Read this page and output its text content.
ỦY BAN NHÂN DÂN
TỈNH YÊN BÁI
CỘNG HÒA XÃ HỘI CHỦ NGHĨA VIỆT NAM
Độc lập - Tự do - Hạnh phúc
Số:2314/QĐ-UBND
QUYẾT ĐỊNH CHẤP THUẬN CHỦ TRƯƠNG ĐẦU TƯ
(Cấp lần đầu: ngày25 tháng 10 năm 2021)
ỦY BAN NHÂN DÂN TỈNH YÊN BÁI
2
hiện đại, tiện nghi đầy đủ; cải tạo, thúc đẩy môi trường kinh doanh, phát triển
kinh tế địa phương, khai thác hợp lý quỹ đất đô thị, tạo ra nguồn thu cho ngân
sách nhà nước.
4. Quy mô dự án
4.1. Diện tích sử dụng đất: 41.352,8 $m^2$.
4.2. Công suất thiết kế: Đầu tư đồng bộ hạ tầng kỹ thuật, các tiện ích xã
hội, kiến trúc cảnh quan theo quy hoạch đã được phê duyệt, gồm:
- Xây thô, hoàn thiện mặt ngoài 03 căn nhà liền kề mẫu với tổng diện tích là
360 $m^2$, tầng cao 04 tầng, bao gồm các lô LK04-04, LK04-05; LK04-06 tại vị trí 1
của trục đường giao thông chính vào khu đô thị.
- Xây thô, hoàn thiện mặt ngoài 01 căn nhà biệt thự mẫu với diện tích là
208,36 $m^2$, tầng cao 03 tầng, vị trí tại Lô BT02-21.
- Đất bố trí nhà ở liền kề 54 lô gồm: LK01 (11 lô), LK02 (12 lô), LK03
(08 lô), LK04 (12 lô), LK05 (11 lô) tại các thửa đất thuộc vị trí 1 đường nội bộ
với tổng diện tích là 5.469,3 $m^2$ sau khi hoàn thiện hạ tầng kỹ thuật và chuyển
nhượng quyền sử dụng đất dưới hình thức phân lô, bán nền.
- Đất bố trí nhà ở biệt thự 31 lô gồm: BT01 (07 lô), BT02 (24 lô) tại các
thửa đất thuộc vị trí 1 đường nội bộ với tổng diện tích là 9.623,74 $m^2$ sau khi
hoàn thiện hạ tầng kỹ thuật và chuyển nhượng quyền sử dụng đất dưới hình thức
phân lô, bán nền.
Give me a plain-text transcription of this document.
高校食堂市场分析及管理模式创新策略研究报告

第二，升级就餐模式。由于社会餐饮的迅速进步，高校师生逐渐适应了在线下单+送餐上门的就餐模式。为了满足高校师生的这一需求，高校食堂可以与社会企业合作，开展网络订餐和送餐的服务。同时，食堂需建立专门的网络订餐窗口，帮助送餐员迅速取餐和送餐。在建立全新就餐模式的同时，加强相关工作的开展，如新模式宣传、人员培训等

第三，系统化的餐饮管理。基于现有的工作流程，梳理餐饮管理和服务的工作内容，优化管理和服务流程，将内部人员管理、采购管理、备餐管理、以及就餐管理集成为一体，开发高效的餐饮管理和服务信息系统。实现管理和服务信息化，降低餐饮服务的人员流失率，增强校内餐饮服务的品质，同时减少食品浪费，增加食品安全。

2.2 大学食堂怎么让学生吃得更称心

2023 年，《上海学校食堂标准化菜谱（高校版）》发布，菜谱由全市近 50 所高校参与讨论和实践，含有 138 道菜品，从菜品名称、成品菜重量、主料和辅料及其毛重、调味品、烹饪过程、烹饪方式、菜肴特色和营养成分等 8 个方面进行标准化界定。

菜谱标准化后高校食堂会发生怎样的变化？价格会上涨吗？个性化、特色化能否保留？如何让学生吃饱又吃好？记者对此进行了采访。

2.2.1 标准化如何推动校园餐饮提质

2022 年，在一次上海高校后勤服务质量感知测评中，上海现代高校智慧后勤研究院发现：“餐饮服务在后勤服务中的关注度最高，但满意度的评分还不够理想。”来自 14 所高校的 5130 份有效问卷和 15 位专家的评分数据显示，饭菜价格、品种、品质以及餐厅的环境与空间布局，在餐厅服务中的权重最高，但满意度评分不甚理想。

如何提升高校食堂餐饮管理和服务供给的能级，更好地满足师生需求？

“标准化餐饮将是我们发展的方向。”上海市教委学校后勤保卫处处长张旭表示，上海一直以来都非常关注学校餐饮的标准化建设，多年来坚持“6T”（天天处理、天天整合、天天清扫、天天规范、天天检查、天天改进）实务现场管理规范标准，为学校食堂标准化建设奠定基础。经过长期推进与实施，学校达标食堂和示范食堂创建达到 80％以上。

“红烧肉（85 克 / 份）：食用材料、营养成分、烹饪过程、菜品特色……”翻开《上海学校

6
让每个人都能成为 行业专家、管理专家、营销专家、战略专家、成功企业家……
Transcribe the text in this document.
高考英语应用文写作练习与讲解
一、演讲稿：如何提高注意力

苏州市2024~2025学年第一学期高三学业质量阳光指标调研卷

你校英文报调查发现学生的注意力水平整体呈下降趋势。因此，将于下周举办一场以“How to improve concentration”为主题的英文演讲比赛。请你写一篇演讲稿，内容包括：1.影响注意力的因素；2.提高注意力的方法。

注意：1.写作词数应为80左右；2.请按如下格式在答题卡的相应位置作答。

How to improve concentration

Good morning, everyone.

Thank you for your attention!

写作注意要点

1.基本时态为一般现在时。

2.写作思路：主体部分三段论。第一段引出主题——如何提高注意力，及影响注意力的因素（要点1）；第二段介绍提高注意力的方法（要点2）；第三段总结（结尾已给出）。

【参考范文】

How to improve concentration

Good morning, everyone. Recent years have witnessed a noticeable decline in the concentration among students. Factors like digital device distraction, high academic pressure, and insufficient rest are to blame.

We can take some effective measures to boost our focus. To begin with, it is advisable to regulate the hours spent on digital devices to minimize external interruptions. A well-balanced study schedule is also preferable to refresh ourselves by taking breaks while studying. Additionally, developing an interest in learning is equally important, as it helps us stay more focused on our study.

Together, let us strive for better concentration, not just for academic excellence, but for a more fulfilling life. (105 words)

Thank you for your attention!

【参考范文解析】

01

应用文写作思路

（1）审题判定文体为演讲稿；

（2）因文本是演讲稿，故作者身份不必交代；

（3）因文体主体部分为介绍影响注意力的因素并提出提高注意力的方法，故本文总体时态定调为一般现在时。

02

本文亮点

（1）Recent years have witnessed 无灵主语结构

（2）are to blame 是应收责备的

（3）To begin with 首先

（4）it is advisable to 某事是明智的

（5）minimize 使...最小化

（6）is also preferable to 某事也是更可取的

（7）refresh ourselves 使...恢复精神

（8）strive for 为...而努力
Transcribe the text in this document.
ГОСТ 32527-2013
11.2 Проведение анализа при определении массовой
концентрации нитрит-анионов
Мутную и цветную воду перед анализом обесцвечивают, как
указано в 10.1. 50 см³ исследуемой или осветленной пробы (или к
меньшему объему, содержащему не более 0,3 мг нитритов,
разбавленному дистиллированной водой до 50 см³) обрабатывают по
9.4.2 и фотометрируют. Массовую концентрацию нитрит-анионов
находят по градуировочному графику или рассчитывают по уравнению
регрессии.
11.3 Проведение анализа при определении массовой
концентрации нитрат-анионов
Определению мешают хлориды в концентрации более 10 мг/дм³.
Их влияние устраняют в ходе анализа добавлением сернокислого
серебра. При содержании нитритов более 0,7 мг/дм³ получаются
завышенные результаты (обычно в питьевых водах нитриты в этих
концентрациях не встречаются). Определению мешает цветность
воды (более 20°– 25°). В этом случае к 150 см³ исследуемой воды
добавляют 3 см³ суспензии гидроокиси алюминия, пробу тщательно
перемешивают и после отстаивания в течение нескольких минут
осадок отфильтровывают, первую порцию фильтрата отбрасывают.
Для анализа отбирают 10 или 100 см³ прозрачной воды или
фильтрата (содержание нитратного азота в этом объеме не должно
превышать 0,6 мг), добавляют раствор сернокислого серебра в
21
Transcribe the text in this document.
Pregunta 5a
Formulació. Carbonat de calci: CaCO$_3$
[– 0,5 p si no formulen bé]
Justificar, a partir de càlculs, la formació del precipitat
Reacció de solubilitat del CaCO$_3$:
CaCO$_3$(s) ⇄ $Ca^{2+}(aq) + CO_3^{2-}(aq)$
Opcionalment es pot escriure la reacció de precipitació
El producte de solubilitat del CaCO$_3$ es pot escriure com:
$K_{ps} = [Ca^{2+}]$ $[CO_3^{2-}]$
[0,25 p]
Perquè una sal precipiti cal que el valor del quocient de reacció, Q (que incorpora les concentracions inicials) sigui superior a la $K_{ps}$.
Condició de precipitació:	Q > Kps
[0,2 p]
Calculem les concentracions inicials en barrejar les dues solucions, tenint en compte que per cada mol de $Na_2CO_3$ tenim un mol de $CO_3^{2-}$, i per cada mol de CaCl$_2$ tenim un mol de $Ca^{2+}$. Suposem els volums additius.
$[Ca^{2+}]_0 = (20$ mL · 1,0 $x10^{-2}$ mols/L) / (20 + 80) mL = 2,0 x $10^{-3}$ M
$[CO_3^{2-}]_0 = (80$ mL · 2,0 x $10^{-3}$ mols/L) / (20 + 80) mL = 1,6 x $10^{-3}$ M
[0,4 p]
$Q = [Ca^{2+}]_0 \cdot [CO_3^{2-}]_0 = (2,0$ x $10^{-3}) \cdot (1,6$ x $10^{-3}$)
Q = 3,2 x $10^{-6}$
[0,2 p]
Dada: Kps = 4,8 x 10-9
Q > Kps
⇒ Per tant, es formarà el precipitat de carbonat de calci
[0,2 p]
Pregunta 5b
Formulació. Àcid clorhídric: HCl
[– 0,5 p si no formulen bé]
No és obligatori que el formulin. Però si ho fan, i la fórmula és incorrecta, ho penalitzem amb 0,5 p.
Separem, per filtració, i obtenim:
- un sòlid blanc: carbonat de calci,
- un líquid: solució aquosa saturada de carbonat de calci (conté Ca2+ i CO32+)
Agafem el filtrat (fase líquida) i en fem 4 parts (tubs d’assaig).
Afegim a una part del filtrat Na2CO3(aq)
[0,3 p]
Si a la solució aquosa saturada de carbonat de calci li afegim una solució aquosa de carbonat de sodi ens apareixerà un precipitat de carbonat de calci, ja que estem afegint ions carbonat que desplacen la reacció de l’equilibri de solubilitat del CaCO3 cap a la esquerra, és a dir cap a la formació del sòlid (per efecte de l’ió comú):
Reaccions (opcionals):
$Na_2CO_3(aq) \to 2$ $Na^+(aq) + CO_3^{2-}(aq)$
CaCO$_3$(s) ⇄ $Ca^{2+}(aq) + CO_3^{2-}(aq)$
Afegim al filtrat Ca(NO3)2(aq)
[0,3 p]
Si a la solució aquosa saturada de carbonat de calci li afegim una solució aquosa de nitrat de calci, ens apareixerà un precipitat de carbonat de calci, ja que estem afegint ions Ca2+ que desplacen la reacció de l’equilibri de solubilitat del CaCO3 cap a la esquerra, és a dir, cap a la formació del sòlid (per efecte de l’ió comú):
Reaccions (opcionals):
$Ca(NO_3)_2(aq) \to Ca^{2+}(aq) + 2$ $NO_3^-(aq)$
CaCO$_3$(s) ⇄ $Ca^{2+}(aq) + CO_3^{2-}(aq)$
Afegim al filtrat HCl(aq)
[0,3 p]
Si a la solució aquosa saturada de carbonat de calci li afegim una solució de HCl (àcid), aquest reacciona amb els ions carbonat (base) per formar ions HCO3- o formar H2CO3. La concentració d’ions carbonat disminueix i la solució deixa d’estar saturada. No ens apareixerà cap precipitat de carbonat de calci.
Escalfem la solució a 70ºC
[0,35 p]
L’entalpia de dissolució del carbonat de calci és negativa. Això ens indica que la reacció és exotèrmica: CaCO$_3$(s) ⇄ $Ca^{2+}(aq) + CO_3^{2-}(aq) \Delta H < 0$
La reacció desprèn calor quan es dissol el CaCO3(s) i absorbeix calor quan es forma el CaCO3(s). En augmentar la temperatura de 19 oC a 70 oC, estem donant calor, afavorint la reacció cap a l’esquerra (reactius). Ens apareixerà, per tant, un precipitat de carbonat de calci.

= WHAT IS EXPECTED =
In the entries above, find each line with the string "dụng" and copy it.

= REPLY =
4.1. Diện tích sử dụng đất: 41.352,8 $m^2$.
nhượng quyền sử dụng đất dưới hình thức phân lô, bán nền.
hoàn thiện hạ tầng kỹ thuật và chuyển nhượng quyền sử dụng đất dưới hình thức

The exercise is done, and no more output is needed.